### EXERCISE AIM
What follows is a listing. Return every line of it exactly.

========================================================================

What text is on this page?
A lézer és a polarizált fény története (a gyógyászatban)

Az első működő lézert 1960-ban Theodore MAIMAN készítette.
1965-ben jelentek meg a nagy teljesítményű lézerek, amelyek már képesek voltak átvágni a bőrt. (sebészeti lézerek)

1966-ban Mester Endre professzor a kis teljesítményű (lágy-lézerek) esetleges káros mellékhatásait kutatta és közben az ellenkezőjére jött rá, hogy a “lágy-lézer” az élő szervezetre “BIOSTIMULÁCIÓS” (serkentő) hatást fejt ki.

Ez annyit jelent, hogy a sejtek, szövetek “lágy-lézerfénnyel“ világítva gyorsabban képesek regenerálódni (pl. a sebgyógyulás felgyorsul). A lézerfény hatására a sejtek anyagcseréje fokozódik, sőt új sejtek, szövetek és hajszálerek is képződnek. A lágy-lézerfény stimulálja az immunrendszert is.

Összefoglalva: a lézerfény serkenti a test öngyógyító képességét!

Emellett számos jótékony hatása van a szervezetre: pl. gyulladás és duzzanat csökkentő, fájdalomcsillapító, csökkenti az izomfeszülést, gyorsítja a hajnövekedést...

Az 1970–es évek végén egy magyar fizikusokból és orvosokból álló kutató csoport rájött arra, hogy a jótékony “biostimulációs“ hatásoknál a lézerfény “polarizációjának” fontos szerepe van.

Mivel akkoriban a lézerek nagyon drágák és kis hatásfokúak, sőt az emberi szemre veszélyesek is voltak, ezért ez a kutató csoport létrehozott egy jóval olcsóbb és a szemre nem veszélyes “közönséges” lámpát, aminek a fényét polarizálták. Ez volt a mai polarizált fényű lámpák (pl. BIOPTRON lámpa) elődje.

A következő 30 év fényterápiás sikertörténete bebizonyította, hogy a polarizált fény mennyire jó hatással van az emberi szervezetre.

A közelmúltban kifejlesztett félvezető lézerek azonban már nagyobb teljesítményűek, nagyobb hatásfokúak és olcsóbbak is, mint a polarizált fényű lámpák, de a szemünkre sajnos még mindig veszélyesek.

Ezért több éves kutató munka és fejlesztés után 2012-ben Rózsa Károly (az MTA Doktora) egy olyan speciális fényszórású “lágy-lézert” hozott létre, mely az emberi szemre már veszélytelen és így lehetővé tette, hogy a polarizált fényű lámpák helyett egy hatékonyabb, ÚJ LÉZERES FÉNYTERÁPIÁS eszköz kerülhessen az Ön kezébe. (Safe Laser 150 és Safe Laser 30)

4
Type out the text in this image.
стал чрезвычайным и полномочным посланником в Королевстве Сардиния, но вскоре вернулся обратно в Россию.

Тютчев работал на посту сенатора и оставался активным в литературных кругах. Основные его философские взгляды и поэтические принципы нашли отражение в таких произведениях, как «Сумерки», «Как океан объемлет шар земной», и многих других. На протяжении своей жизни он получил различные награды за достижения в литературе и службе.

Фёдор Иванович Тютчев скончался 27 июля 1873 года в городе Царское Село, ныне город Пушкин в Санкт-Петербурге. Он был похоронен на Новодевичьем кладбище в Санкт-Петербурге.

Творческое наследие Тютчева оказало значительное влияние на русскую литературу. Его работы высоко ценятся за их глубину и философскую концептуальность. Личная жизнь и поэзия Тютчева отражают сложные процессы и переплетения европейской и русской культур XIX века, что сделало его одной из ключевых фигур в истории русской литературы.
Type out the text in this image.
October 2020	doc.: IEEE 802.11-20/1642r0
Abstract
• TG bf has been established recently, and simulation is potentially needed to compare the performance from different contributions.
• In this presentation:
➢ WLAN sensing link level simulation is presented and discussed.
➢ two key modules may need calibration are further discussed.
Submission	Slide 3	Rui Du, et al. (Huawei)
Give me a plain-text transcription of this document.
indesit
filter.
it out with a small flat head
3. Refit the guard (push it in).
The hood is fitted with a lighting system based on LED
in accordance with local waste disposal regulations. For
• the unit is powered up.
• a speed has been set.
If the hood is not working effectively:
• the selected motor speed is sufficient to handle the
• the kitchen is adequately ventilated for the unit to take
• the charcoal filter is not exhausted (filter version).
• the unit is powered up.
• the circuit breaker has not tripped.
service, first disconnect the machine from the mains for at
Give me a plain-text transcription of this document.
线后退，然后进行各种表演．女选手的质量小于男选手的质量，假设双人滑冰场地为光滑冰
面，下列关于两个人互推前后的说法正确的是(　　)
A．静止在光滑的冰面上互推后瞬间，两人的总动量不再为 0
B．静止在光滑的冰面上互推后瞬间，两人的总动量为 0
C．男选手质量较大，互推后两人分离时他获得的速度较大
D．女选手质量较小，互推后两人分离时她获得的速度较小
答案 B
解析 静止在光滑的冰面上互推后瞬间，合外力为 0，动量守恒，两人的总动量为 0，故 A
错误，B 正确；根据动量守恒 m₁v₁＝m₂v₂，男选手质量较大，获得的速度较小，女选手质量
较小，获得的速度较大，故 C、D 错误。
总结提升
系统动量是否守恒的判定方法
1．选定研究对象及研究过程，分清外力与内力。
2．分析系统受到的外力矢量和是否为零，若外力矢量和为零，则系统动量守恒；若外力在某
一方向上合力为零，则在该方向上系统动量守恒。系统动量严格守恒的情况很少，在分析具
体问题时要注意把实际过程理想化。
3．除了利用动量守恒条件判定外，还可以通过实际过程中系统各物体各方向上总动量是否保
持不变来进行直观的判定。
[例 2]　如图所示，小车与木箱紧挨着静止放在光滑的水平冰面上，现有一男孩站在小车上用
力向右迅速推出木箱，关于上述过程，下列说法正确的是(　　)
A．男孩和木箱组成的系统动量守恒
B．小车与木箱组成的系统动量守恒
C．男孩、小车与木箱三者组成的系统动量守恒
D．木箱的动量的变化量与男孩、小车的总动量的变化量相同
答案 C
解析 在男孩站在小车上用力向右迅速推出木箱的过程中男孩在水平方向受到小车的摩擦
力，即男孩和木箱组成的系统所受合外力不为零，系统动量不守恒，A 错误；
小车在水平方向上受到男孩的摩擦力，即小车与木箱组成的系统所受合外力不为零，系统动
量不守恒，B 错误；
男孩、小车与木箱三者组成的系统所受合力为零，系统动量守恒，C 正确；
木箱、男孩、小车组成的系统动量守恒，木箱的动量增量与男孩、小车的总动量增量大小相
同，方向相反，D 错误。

========================================================================

### ANSWER IN FULL
What text is on this page?
A lézer és a polarizált fény története (a gyógyászatban)

Az első működő lézert 1960-ban Theodore MAIMAN készítette.
1965-ben jelentek meg a nagy teljesítményű lézerek, amelyek már képesek voltak átvágni a bőrt. (sebészeti lézerek)

1966-ban Mester Endre professzor a kis teljesítményű (lágy-lézerek) esetleges káros mellékhatásait kutatta és közben az ellenkezőjére jött rá, hogy a “lágy-lézer” az élő szervezetre “BIOSTIMULÁCIÓS” (serkentő) hatást fejt ki.

Ez annyit jelent, hogy a sejtek, szövetek “lágy-lézerfénnyel“ világítva gyorsabban képesek regenerálódni (pl. a sebgyógyulás felgyorsul). A lézerfény hatására a sejtek anyagcseréje fokozódik, sőt új sejtek, szövetek és hajszálerek is képződnek. A lágy-lézerfény stimulálja az immunrendszert is.

Összefoglalva: a lézerfény serkenti a test öngyógyító képességét!

Emellett számos jótékony hatása van a szervezetre: pl. gyulladás és duzzanat csökkentő, fájdalomcsillapító, csökkenti az izomfeszülést, gyorsítja a hajnövekedést...

Az 1970–es évek végén egy magyar fizikusokból és orvosokból álló kutató csoport rájött arra, hogy a jótékony “biostimulációs“ hatásoknál a lézerfény “polarizációjának” fontos szerepe van.

Mivel akkoriban a lézerek nagyon drágák és kis hatásfokúak, sőt az emberi szemre veszélyesek is voltak, ezért ez a kutató csoport létrehozott egy jóval olcsóbb és a szemre nem veszélyes “közönséges” lámpát, aminek a fényét polarizálták. Ez volt a mai polarizált fényű lámpák (pl. BIOPTRON lámpa) elődje.

A következő 30 év fényterápiás sikertörténete bebizonyította, hogy a polarizált fény mennyire jó hatással van az emberi szervezetre.

A közelmúltban kifejlesztett félvezető lézerek azonban már nagyobb teljesítményűek, nagyobb hatásfokúak és olcsóbbak is, mint a polarizált fényű lámpák, de a szemünkre sajnos még mindig veszélyesek.

Ezért több éves kutató munka és fejlesztés után 2012-ben Rózsa Károly (az MTA Doktora) egy olyan speciális fényszórású “lágy-lézert” hozott létre, mely az emberi szemre már veszélytelen és így lehetővé tette, hogy a polarizált fényű lámpák helyett egy hatékonyabb, ÚJ LÉZERES FÉNYTERÁPIÁS eszköz kerülhessen az Ön kezébe. (Safe Laser 150 és Safe Laser 30)

4
Type out the text in this image.
стал чрезвычайным и полномочным посланником в Королевстве Сардиния, но вскоре вернулся обратно в Россию.

Тютчев работал на посту сенатора и оставался активным в литературных кругах. Основные его философские взгляды и поэтические принципы нашли отражение в таких произведениях, как «Сумерки», «Как океан объемлет шар земной», и многих других. На протяжении своей жизни он получил различные награды за достижения в литературе и службе.

Фёдор Иванович Тютчев скончался 27 июля 1873 года в городе Царское Село, ныне город Пушкин в Санкт-Петербурге. Он был похоронен на Новодевичьем кладбище в Санкт-Петербурге.

Творческое наследие Тютчева оказало значительное влияние на русскую литературу. Его работы высоко ценятся за их глубину и философскую концептуальность. Личная жизнь и поэзия Тютчева отражают сложные процессы и переплетения европейской и русской культур XIX века, что сделало его одной из ключевых фигур в истории русской литературы.
Type out the text in this image.
October 2020	doc.: IEEE 802.11-20/1642r0
Abstract
• TG bf has been established recently, and simulation is potentially needed to compare the performance from different contributions.
• In this presentation:
➢ WLAN sensing link level simulation is presented and discussed.
➢ two key modules may need calibration are further discussed.
Submission	Slide 3	Rui Du, et al. (Huawei)
Give me a plain-text transcription of this document.
indesit
filter.
it out with a small flat head
3. Refit the guard (push it in).
The hood is fitted with a lighting system based on LED
in accordance with local waste disposal regulations. For
• the unit is powered up.
• a speed has been set.
If the hood is not working effectively:
• the selected motor speed is sufficient to handle the
• the kitchen is adequately ventilated for the unit to take
• the charcoal filter is not exhausted (filter version).
• the unit is powered up.
• the circuit breaker has not tripped.
service, first disconnect the machine from the mains for at
Give me a plain-text transcription of this document.
线后退，然后进行各种表演．女选手的质量小于男选手的质量，假设双人滑冰场地为光滑冰
面，下列关于两个人互推前后的说法正确的是(　　)
A．静止在光滑的冰面上互推后瞬间，两人的总动量不再为 0
B．静止在光滑的冰面上互推后瞬间，两人的总动量为 0
C．男选手质量较大，互推后两人分离时他获得的速度较大
D．女选手质量较小，互推后两人分离时她获得的速度较小
答案 B
解析 静止在光滑的冰面上互推后瞬间，合外力为 0，动量守恒，两人的总动量为 0，故 A
错误，B 正确；根据动量守恒 m₁v₁＝m₂v₂，男选手质量较大，获得的速度较小，女选手质量
较小，获得的速度较大，故 C、D 错误。
总结提升
系统动量是否守恒的判定方法
1．选定研究对象及研究过程，分清外力与内力。
2．分析系统受到的外力矢量和是否为零，若外力矢量和为零，则系统动量守恒；若外力在某
一方向上合力为零，则在该方向上系统动量守恒。系统动量严格守恒的情况很少，在分析具
体问题时要注意把实际过程理想化。
3．除了利用动量守恒条件判定外，还可以通过实际过程中系统各物体各方向上总动量是否保
持不变来进行直观的判定。
[例 2]　如图所示，小车与木箱紧挨着静止放在光滑的水平冰面上，现有一男孩站在小车上用
力向右迅速推出木箱，关于上述过程，下列说法正确的是(　　)
A．男孩和木箱组成的系统动量守恒
B．小车与木箱组成的系统动量守恒
C．男孩、小车与木箱三者组成的系统动量守恒
D．木箱的动量的变化量与男孩、小车的总动量的变化量相同
答案 C
解析 在男孩站在小车上用力向右迅速推出木箱的过程中男孩在水平方向受到小车的摩擦
力，即男孩和木箱组成的系统所受合外力不为零，系统动量不守恒，A 错误；
小车在水平方向上受到男孩的摩擦力，即小车与木箱组成的系统所受合外力不为零，系统动
量不守恒，B 错误；
男孩、小车与木箱三者组成的系统所受合力为零，系统动量守恒，C 正确；
木箱、男孩、小车组成的系统动量守恒，木箱的动量增量与男孩、小车的总动量增量大小相
同，方向相反，D 错误。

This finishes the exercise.